## GIVEN EXERCISE:
Leave out every picture, then transcribe the rest of the listing exactly.

▶

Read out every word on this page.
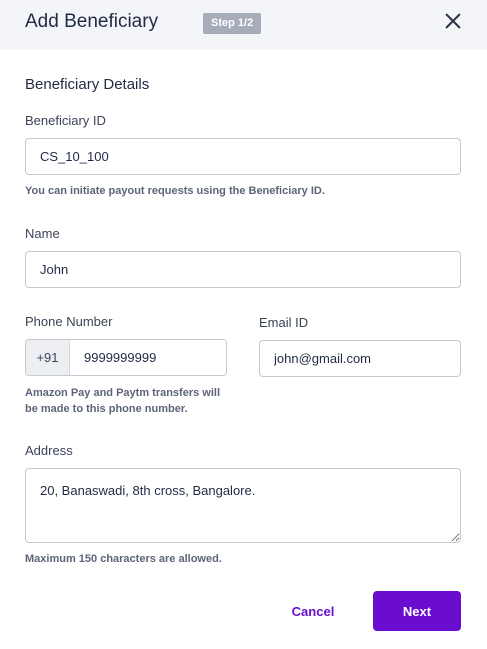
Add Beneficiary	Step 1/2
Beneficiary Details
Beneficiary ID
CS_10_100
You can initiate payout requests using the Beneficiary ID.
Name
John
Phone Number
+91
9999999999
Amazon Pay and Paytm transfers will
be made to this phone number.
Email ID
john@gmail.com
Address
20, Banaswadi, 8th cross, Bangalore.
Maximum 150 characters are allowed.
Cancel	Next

◀

## REPLY:
Read out every word on this page.
Add Beneficiary	Step 1/2
Beneficiary Details
Beneficiary ID
CS_10_100
You can initiate payout requests using the Beneficiary ID.
Name
John
Phone Number
+91
9999999999
Amazon Pay and Paytm transfers will
be made to this phone number.
Email ID
john@gmail.com
Address
20, Banaswadi, 8th cross, Bangalore.
Maximum 150 characters are allowed.
Cancel	Next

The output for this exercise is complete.